#### EXERCISE DIRECTIONS
Lines that contain the string "Genre" are to be copied; leave out all others.
═════ MATERIAL SHOWN
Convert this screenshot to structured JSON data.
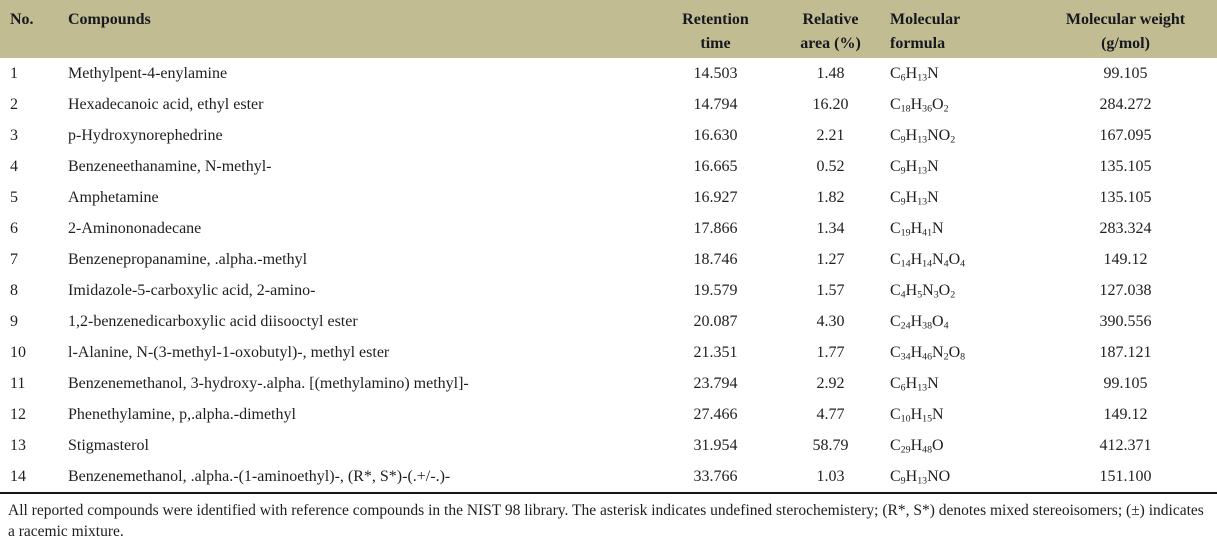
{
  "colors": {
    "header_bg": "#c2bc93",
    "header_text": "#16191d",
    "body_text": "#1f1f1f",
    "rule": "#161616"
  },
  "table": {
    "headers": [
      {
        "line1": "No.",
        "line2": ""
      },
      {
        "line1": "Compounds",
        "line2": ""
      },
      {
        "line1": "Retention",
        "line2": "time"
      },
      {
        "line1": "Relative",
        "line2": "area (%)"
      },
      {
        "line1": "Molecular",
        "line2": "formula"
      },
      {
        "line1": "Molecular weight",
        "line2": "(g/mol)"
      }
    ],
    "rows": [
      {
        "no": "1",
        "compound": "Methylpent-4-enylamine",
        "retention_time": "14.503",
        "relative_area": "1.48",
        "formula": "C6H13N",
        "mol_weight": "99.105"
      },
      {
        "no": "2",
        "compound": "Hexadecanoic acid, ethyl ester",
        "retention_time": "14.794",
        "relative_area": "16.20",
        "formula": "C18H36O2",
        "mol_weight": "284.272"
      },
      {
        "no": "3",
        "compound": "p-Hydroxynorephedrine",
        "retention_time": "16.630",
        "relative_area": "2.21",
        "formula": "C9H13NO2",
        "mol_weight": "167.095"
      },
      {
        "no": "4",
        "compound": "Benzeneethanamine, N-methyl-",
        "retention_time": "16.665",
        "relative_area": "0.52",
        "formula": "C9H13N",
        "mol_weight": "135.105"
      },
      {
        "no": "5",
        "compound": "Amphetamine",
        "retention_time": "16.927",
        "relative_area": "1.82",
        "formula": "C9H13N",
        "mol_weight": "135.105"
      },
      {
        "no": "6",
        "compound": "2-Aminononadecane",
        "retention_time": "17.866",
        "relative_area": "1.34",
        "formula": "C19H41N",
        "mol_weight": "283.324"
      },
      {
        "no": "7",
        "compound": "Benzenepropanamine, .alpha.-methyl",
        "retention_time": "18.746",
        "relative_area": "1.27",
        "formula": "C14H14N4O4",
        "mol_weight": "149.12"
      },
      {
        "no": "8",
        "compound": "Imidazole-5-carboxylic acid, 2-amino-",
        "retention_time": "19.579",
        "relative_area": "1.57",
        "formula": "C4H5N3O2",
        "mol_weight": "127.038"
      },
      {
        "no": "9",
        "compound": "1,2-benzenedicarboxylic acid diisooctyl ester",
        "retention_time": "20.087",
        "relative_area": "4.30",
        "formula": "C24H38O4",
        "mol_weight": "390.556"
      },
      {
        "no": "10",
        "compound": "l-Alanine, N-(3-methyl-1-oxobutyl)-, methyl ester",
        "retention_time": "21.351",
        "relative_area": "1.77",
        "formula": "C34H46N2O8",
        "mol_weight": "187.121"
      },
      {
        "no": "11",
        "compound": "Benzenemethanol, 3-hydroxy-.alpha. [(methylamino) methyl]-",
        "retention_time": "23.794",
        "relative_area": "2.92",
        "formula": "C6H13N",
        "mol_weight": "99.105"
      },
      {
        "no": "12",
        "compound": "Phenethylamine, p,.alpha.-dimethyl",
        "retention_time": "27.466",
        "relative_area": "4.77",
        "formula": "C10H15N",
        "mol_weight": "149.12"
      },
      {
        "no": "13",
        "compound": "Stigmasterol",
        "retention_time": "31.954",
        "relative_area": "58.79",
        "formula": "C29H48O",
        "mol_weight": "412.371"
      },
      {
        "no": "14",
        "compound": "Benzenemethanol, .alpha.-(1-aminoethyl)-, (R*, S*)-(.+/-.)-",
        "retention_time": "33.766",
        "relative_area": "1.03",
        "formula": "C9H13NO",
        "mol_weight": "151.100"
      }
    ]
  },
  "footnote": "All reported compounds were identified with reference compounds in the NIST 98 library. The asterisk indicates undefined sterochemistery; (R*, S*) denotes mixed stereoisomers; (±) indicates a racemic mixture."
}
══════════
═════ MATERIAL SHOWN
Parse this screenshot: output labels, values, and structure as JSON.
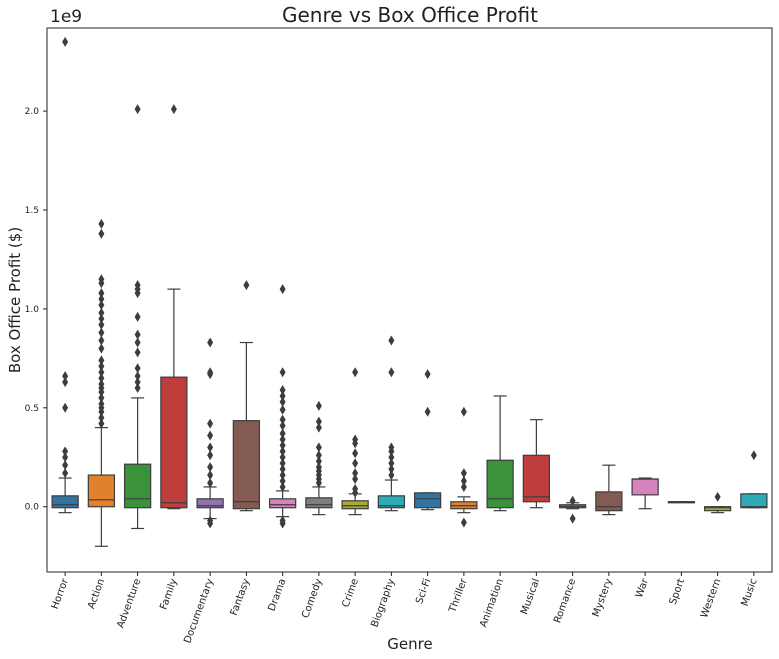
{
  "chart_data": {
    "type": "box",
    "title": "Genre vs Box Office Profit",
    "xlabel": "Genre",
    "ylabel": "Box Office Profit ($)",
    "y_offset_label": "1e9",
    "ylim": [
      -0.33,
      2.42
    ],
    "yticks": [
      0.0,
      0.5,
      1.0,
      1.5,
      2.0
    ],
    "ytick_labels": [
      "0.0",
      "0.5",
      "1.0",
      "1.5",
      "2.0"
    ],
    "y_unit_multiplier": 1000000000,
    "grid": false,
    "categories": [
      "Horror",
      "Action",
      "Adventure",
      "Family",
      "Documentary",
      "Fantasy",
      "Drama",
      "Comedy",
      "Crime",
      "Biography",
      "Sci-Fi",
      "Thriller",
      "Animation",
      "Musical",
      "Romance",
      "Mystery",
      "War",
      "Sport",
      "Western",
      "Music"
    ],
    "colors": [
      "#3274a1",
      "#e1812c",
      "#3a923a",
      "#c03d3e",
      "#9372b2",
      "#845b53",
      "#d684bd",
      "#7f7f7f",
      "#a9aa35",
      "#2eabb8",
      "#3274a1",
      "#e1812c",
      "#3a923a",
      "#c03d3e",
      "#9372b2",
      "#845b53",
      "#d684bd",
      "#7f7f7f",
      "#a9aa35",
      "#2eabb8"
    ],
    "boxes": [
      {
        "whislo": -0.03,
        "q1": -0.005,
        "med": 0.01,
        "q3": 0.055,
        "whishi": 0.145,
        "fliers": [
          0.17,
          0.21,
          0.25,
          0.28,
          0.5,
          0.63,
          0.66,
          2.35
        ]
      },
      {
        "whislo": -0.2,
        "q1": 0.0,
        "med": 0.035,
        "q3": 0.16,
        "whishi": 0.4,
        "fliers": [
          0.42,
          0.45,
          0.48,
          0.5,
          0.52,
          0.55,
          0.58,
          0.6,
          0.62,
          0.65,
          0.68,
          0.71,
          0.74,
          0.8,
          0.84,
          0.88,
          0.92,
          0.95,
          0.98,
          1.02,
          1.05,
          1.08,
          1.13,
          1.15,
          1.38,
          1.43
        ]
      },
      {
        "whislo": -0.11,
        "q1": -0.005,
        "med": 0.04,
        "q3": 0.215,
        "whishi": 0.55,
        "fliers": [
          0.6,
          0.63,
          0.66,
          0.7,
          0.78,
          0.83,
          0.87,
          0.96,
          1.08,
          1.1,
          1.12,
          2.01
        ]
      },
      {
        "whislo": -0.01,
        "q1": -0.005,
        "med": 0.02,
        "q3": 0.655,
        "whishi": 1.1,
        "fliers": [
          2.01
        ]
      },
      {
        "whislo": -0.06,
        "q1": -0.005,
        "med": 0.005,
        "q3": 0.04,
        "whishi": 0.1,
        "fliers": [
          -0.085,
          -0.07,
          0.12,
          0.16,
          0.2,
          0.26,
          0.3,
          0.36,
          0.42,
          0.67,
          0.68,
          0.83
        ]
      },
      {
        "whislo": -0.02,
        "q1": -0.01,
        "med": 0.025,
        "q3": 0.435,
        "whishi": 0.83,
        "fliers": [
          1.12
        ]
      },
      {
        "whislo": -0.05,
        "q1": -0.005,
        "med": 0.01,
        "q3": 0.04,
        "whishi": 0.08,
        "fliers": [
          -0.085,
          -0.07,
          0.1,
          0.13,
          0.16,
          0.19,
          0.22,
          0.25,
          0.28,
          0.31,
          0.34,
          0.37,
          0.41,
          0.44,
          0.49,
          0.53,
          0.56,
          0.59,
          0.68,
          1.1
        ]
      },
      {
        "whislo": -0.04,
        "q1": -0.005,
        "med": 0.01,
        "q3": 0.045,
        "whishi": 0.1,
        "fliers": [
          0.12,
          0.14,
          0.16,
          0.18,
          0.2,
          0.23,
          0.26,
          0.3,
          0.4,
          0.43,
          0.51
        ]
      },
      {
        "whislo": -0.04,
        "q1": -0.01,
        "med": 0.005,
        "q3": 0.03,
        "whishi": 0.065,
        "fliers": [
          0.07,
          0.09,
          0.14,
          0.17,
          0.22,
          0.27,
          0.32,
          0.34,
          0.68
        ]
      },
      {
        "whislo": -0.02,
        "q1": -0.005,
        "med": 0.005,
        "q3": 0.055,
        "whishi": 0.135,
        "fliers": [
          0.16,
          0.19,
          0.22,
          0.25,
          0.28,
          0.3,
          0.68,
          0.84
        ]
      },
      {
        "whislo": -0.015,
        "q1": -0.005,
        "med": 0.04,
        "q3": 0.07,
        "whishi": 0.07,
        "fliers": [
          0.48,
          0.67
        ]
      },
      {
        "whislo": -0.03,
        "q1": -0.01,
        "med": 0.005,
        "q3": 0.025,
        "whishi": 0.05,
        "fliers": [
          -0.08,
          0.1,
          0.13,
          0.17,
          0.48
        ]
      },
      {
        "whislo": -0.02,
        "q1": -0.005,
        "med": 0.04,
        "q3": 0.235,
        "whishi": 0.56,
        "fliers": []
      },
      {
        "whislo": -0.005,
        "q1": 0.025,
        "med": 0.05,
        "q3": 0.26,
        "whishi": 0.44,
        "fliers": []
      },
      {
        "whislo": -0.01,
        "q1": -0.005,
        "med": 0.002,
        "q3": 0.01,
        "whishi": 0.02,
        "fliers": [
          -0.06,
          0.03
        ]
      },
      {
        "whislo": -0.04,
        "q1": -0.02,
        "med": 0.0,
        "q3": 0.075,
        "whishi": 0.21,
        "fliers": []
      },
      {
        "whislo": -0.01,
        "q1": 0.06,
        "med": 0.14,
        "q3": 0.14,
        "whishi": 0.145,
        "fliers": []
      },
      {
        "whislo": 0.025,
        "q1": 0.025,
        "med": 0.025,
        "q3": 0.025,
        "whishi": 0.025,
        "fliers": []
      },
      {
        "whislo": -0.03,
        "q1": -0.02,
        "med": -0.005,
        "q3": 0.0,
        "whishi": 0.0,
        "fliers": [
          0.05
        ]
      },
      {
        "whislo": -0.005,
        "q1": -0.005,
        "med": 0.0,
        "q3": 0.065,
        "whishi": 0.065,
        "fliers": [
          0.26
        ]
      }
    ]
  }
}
══════════
═════ MATERIAL SHOWN
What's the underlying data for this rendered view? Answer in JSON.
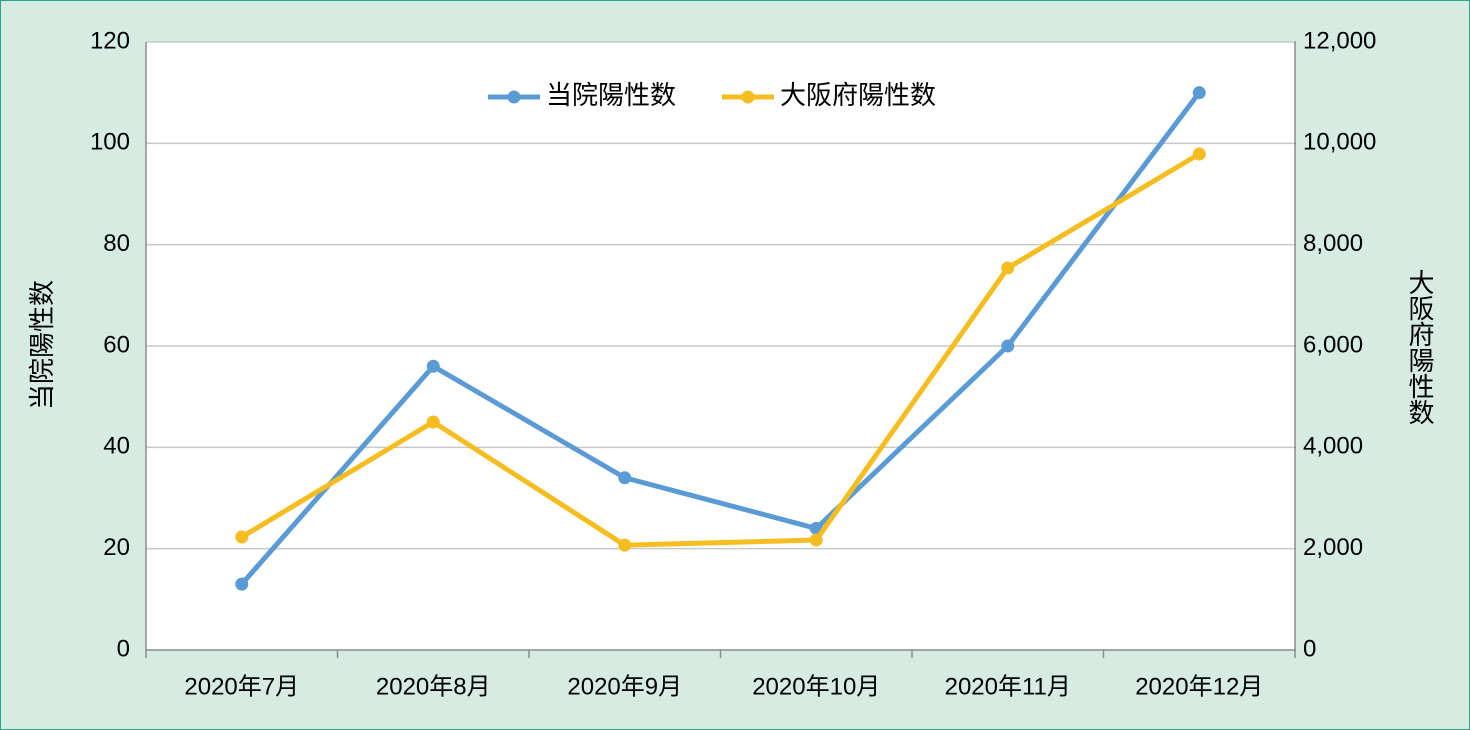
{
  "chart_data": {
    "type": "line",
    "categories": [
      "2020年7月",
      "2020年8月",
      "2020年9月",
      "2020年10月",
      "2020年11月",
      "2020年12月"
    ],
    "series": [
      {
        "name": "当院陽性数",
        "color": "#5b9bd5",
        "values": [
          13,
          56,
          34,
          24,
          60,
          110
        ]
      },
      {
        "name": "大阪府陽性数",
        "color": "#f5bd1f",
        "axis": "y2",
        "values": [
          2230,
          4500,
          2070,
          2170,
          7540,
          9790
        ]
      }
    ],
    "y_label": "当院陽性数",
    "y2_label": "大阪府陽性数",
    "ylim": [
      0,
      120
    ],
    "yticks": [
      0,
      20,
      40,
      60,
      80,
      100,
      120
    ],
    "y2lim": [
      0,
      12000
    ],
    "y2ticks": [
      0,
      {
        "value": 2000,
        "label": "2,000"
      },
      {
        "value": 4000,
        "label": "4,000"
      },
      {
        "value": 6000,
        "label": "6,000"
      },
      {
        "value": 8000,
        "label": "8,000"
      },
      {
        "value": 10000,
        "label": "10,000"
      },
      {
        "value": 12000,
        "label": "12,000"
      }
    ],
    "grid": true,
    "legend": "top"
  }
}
══════════
#### FINISHED EXERCISE
    "title": "Genre vs Box Office Profit",
    "xlabel": "Genre",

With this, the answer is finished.